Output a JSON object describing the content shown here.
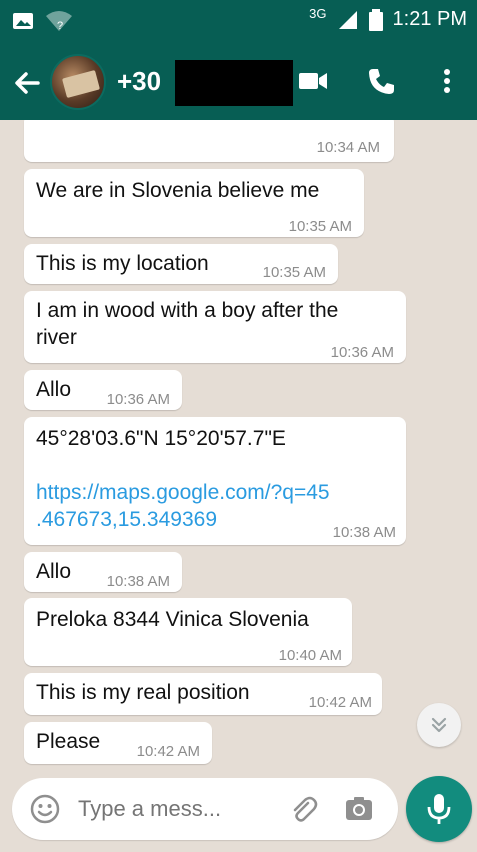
{
  "status_bar": {
    "network": "3G",
    "time": "1:21 PM"
  },
  "app_bar": {
    "contact_name": "+30"
  },
  "messages": [
    {
      "text": "",
      "time": "10:34 AM"
    },
    {
      "text": "We are in Slovenia believe me",
      "time": "10:35 AM"
    },
    {
      "text": "This is my location",
      "time": "10:35 AM"
    },
    {
      "text": "I am in wood with a boy after the\nriver",
      "time": "10:36 AM"
    },
    {
      "text": "Allo",
      "time": "10:36 AM"
    },
    {
      "text": "45°28'03.6\"N 15°20'57.7\"E",
      "link": "https://maps.google.com/?q=45\n.467673,15.349369",
      "time": "10:38 AM"
    },
    {
      "text": "Allo",
      "time": "10:38 AM"
    },
    {
      "text": "Preloka 8344 Vinica Slovenia",
      "time": "10:40 AM"
    },
    {
      "text": "This is my real position",
      "time": "10:42 AM"
    },
    {
      "text": "Please",
      "time": "10:42 AM"
    }
  ],
  "composer": {
    "placeholder": "Type a mess..."
  },
  "colors": {
    "header": "#075e54",
    "background": "#e5ddd5",
    "accent": "#128c7e",
    "link": "#2a9be0"
  },
  "icons": {
    "back": "arrow-left-icon",
    "video": "video-camera-icon",
    "call": "phone-icon",
    "more": "more-vertical-icon",
    "emoji": "emoji-icon",
    "attach": "paperclip-icon",
    "camera": "camera-icon",
    "mic": "microphone-icon",
    "scroll": "chevron-double-down-icon"
  }
}
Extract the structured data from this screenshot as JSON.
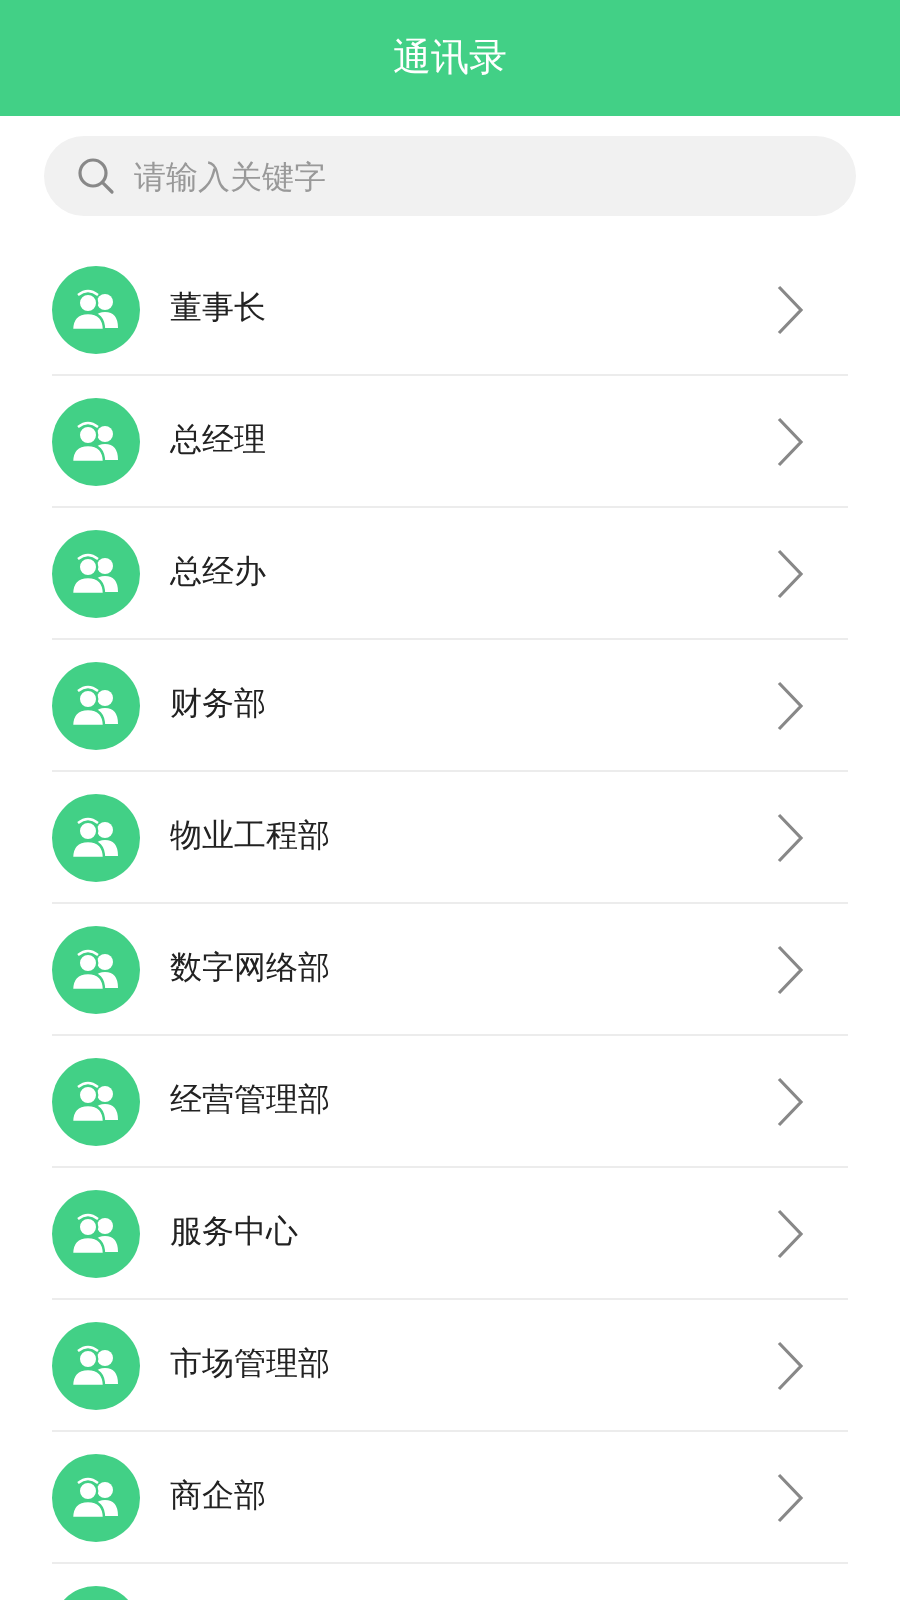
{
  "header": {
    "title": "通讯录"
  },
  "search": {
    "placeholder": "请输入关键字"
  },
  "departments": [
    {
      "kind": "row",
      "name": "董事长"
    },
    {
      "kind": "row",
      "name": "总经理"
    },
    {
      "kind": "row",
      "name": "总经办"
    },
    {
      "kind": "row",
      "name": "财务部"
    },
    {
      "kind": "row",
      "name": "物业工程部"
    },
    {
      "kind": "row",
      "name": "数字网络部"
    },
    {
      "kind": "row",
      "name": "经营管理部"
    },
    {
      "kind": "row",
      "name": "服务中心"
    },
    {
      "kind": "row",
      "name": "市场管理部"
    },
    {
      "kind": "row",
      "name": "商企部"
    },
    {
      "kind": "cut"
    }
  ]
}
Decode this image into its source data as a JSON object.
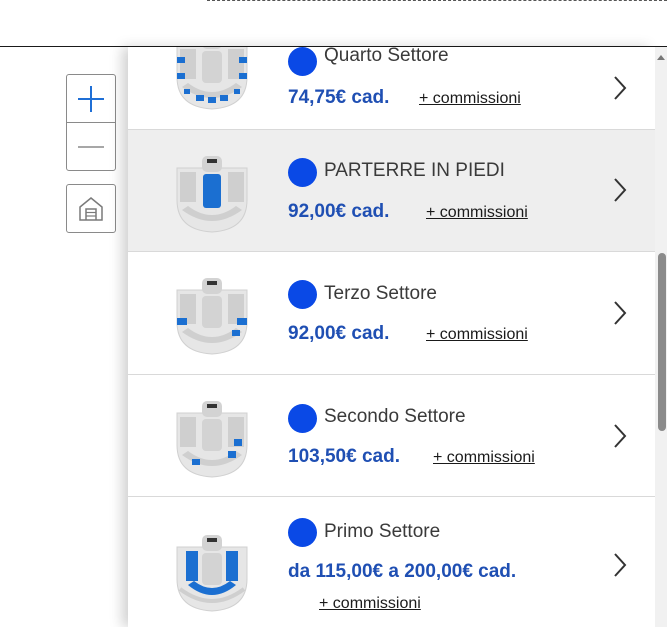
{
  "sectors": [
    {
      "name": "Quarto Settore",
      "price": "74,75€ cad.",
      "commission": "+ commissioni",
      "highlighted": false
    },
    {
      "name": "PARTERRE IN PIEDI",
      "price": "92,00€ cad.",
      "commission": "+ commissioni",
      "highlighted": true
    },
    {
      "name": "Terzo Settore",
      "price": "92,00€ cad.",
      "commission": "+ commissioni",
      "highlighted": false
    },
    {
      "name": "Secondo Settore",
      "price": "103,50€ cad.",
      "commission": "+ commissioni",
      "highlighted": false
    },
    {
      "name": "Primo Settore",
      "price": "da 115,00€ a 200,00€ cad.",
      "commission": "+ commissioni",
      "highlighted": false
    }
  ],
  "colors": {
    "accent": "#0a49e6",
    "price": "#1f4fb3",
    "highlight_row": "#eeeeee",
    "venue_gray": "#cfcfcf",
    "venue_blue": "#1b6fd1"
  },
  "icons": {
    "zoom_in": "plus-icon",
    "zoom_out": "minus-icon",
    "home": "home-icon",
    "row_arrow": "chevron-right-icon"
  }
}
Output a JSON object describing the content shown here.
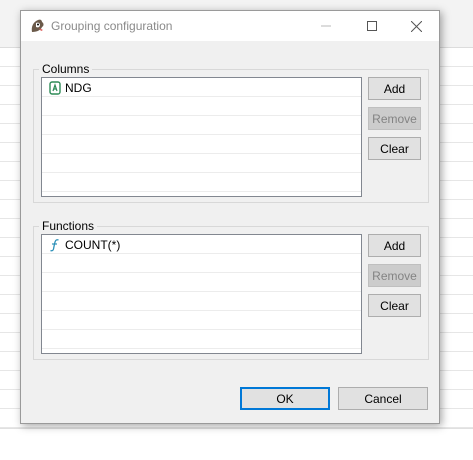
{
  "dialog": {
    "title": "Grouping configuration"
  },
  "columns_group": {
    "legend": "Columns",
    "items": [
      {
        "label": "NDG",
        "icon": "attribute-icon"
      }
    ],
    "buttons": {
      "add": "Add",
      "remove": "Remove",
      "clear": "Clear"
    }
  },
  "functions_group": {
    "legend": "Functions",
    "items": [
      {
        "label": "COUNT(*)",
        "icon": "function-icon"
      }
    ],
    "buttons": {
      "add": "Add",
      "remove": "Remove",
      "clear": "Clear"
    }
  },
  "footer": {
    "ok": "OK",
    "cancel": "Cancel"
  },
  "colors": {
    "attribute_icon": "#2e8b57",
    "function_icon": "#2a8fb8",
    "default_button_border": "#0078d7"
  }
}
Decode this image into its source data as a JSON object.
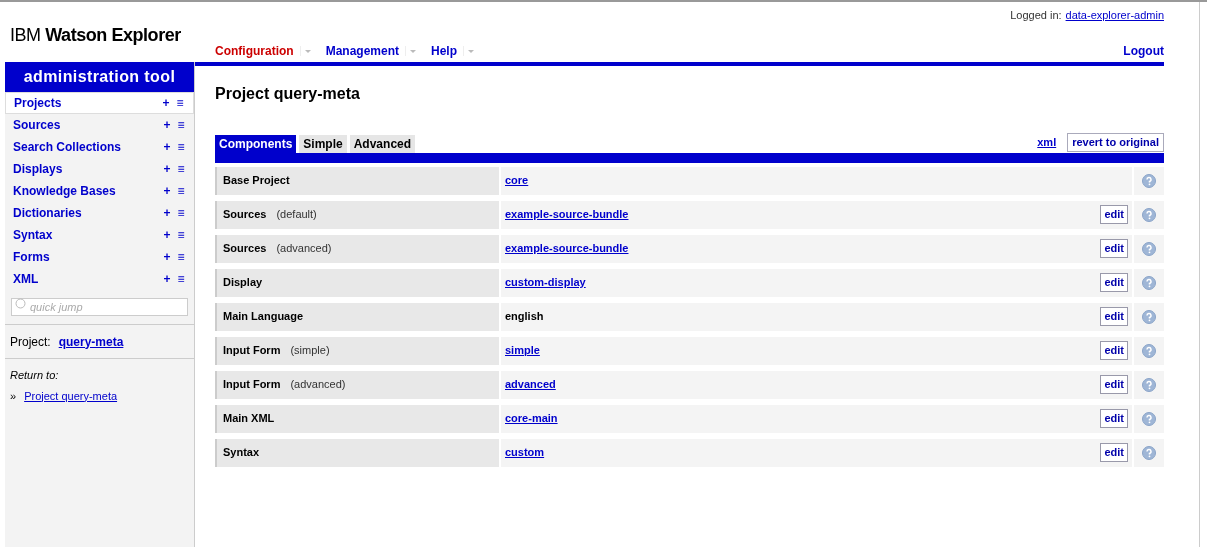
{
  "logo": {
    "light": "IBM",
    "bold": "Watson Explorer"
  },
  "login": {
    "label": "Logged in:",
    "user": "data-explorer-admin"
  },
  "nav": [
    {
      "label": "Configuration",
      "selected": true
    },
    {
      "label": "Management",
      "selected": false
    },
    {
      "label": "Help",
      "selected": false
    }
  ],
  "logout": "Logout",
  "sidebar": {
    "title": "administration tool",
    "items": [
      {
        "label": "Projects",
        "selected": true
      },
      {
        "label": "Sources",
        "selected": false
      },
      {
        "label": "Search Collections",
        "selected": false
      },
      {
        "label": "Displays",
        "selected": false
      },
      {
        "label": "Knowledge Bases",
        "selected": false
      },
      {
        "label": "Dictionaries",
        "selected": false
      },
      {
        "label": "Syntax",
        "selected": false
      },
      {
        "label": "Forms",
        "selected": false
      },
      {
        "label": "XML",
        "selected": false
      }
    ],
    "add_symbol": "+",
    "list_symbol": "≡",
    "quick_jump": {
      "placeholder": "quick jump"
    },
    "project": {
      "label": "Project:",
      "value": "query-meta"
    },
    "return_to": {
      "label": "Return to:",
      "bullet": "»",
      "link": "Project query-meta"
    }
  },
  "page_title": "Project query-meta",
  "tabs": [
    {
      "label": "Components",
      "selected": true
    },
    {
      "label": "Simple",
      "selected": false
    },
    {
      "label": "Advanced",
      "selected": false
    }
  ],
  "xml_link": "xml",
  "revert_button": "revert to original",
  "rows": [
    {
      "label": "Base Project",
      "value": "core",
      "kind": "link"
    },
    {
      "label": "Sources",
      "qualifier": "(default)",
      "value": "example-source-bundle",
      "kind": "link",
      "edit": "edit"
    },
    {
      "label": "Sources",
      "qualifier": "(advanced)",
      "value": "example-source-bundle",
      "kind": "link",
      "edit": "edit"
    },
    {
      "label": "Display",
      "value": "custom-display",
      "kind": "link",
      "edit": "edit"
    },
    {
      "label": "Main Language",
      "value": "english",
      "kind": "text",
      "edit": "edit"
    },
    {
      "label": "Input Form",
      "qualifier": "(simple)",
      "value": "simple",
      "kind": "link",
      "edit": "edit"
    },
    {
      "label": "Input Form",
      "qualifier": "(advanced)",
      "value": "advanced",
      "kind": "link",
      "edit": "edit"
    },
    {
      "label": "Main XML",
      "value": "core-main",
      "kind": "link",
      "edit": "edit"
    },
    {
      "label": "Syntax",
      "value": "custom",
      "kind": "link",
      "edit": "edit"
    }
  ]
}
════════════════
- _Task prompt_
Select every line above that contains the word "camera", and copy it.

- _Answer for the task_
    "video": "video-camera-icon",
    "camera": "camera-icon",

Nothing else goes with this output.